SHORT EXERCISE: Output the material below as a Markdown table with the columns "Row" and "Entry". Number each line in "Row", put the line itself in "Entry", and leave out blank lines.

MATERIAL:

==============================

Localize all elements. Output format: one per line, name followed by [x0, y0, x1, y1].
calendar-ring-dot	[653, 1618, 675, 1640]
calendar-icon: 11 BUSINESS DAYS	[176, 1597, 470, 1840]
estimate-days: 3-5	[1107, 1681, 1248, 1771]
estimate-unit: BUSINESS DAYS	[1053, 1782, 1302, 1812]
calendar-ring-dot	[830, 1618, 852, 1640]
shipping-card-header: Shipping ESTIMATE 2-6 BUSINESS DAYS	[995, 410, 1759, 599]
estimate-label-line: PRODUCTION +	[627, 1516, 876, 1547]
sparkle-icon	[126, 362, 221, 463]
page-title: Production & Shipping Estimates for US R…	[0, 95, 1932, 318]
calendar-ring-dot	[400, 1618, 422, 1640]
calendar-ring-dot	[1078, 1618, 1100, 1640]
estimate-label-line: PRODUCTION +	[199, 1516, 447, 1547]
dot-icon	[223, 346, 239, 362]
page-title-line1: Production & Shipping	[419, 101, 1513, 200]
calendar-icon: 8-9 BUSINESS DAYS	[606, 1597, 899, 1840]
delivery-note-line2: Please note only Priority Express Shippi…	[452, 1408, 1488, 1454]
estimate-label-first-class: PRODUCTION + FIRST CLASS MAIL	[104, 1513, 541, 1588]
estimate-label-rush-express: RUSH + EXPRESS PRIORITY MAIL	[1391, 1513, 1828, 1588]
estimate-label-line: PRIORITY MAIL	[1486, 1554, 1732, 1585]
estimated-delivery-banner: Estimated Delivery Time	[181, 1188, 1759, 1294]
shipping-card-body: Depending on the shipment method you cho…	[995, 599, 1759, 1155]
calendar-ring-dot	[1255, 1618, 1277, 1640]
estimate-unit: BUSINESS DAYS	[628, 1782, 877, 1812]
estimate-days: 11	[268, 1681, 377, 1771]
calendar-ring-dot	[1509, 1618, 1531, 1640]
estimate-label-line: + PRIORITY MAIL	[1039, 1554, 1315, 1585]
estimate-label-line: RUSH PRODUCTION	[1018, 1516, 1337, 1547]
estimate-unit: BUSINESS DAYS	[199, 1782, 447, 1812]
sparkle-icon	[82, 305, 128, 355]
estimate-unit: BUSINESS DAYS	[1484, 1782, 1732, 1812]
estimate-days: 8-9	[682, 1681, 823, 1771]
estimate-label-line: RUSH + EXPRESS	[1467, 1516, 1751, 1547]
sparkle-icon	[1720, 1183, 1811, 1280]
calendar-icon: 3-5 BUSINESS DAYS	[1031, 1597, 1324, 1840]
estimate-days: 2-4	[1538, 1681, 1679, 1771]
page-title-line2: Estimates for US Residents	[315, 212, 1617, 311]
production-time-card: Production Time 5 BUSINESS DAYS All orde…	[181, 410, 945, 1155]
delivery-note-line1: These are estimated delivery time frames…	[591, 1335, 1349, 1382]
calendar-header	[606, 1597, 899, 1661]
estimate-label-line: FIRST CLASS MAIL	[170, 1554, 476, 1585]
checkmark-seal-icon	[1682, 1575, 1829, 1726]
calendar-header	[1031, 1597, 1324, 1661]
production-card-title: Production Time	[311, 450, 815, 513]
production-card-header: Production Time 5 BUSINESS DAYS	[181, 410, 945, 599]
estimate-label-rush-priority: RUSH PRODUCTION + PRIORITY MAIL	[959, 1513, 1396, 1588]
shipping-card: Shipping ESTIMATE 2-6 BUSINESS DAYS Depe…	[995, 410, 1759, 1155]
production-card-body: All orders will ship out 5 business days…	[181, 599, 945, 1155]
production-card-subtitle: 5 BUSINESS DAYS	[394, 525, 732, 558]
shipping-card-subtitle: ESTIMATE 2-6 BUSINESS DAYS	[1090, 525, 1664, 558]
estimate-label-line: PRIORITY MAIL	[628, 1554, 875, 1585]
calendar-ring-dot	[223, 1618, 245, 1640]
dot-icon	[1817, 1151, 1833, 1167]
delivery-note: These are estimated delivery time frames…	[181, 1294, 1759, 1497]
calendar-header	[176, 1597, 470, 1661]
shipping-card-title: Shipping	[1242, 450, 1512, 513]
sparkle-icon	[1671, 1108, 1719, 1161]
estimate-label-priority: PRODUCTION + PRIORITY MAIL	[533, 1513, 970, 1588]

==============================

IN RESPONSE:
| Row | Entry |
|---|---|
| 1 | Localize all elements. Output format: one per line, name followed by [x0, y0, x1, y1]. |
| 2 | calendar-ring-dot	[653, 1618, 675, 1640] |
| 3 | calendar-icon: 11 BUSINESS DAYS	[176, 1597, 470, 1840] |
| 4 | estimate-days: 3-5	[1107, 1681, 1248, 1771] |
| 5 | estimate-unit: BUSINESS DAYS	[1053, 1782, 1302, 1812] |
| 6 | calendar-ring-dot	[830, 1618, 852, 1640] |
| 7 | shipping-card-header: Shipping ESTIMATE 2-6 BUSINESS DAYS	[995, 410, 1759, 599] |
| 8 | estimate-label-line: PRODUCTION +	[627, 1516, 876, 1547] |
| 9 | sparkle-icon	[126, 362, 221, 463] |
| 10 | page-title: Production & Shipping Estimates for US R…	[0, 95, 1932, 318] |
| 11 | calendar-ring-dot	[400, 1618, 422, 1640] |
| 12 | calendar-ring-dot	[1078, 1618, 1100, 1640] |
| 13 | estimate-label-line: PRODUCTION +	[199, 1516, 447, 1547] |
| 14 | dot-icon	[223, 346, 239, 362] |
| 15 | page-title-line1: Production & Shipping	[419, 101, 1513, 200] |
| 16 | calendar-icon: 8-9 BUSINESS DAYS	[606, 1597, 899, 1840] |
| 17 | delivery-note-line2: Please note only Priority Express Shippi…	[452, 1408, 1488, 1454] |
| 18 | estimate-label-first-class: PRODUCTION + FIRST CLASS MAIL	[104, 1513, 541, 1588] |
| 19 | estimate-label-rush-express: RUSH + EXPRESS PRIORITY MAIL	[1391, 1513, 1828, 1588] |
| 20 | estimate-label-line: PRIORITY MAIL	[1486, 1554, 1732, 1585] |
| 21 | estimated-delivery-banner: Estimated Delivery Time	[181, 1188, 1759, 1294] |
| 22 | shipping-card-body: Depending on the shipment method you cho…	[995, 599, 1759, 1155] |
| 23 | calendar-ring-dot	[1255, 1618, 1277, 1640] |
| 24 | estimate-unit: BUSINESS DAYS	[628, 1782, 877, 1812] |
| 25 | estimate-days: 11	[268, 1681, 377, 1771] |
| 26 | calendar-ring-dot	[1509, 1618, 1531, 1640] |
| 27 | estimate-label-line: + PRIORITY MAIL	[1039, 1554, 1315, 1585] |
| 28 | estimate-label-line: RUSH PRODUCTION	[1018, 1516, 1337, 1547] |
| 29 | estimate-unit: BUSINESS DAYS	[199, 1782, 447, 1812] |
| 30 | sparkle-icon	[82, 305, 128, 355] |
| 31 | estimate-unit: BUSINESS DAYS	[1484, 1782, 1732, 1812] |
| 32 | estimate-days: 8-9	[682, 1681, 823, 1771] |
| 33 | estimate-label-line: RUSH + EXPRESS	[1467, 1516, 1751, 1547] |
| 34 | sparkle-icon	[1720, 1183, 1811, 1280] |
| 35 | calendar-icon: 3-5 BUSINESS DAYS	[1031, 1597, 1324, 1840] |
| 36 | estimate-days: 2-4	[1538, 1681, 1679, 1771] |
| 37 | page-title-line2: Estimates for US Residents	[315, 212, 1617, 311] |
| 38 | production-time-card: Production Time 5 BUSINESS DAYS All orde…	[181, 410, 945, 1155] |
| 39 | delivery-note-line1: These are estimated delivery time frames…	[591, 1335, 1349, 1382] |
| 40 | calendar-header	[606, 1597, 899, 1661] |
| 41 | estimate-label-line: FIRST CLASS MAIL	[170, 1554, 476, 1585] |
| 42 | checkmark-seal-icon	[1682, 1575, 1829, 1726] |
| 43 | calendar-header	[1031, 1597, 1324, 1661] |
| 44 | production-card-title: Production Time	[311, 450, 815, 513] |
| 45 | production-card-header: Production Time 5 BUSINESS DAYS	[181, 410, 945, 599] |
| 46 | estimate-label-rush-priority: RUSH PRODUCTION + PRIORITY MAIL	[959, 1513, 1396, 1588] |
| 47 | shipping-card: Shipping ESTIMATE 2-6 BUSINESS DAYS Depe…	[995, 410, 1759, 1155] |
| 48 | production-card-body: All orders will ship out 5 business days…	[181, 599, 945, 1155] |
| 49 | production-card-subtitle: 5 BUSINESS DAYS	[394, 525, 732, 558] |
| 50 | shipping-card-subtitle: ESTIMATE 2-6 BUSINESS DAYS	[1090, 525, 1664, 558] |
| 51 | estimate-label-line: PRIORITY MAIL	[628, 1554, 875, 1585] |
| 52 | calendar-ring-dot	[223, 1618, 245, 1640] |
| 53 | dot-icon	[1817, 1151, 1833, 1167] |
| 54 | delivery-note: These are estimated delivery time frames…	[181, 1294, 1759, 1497] |
| 55 | calendar-header	[176, 1597, 470, 1661] |
| 56 | shipping-card-title: Shipping	[1242, 450, 1512, 513] |
| 57 | sparkle-icon	[1671, 1108, 1719, 1161] |
| 58 | estimate-label-priority: PRODUCTION + PRIORITY MAIL	[533, 1513, 970, 1588] |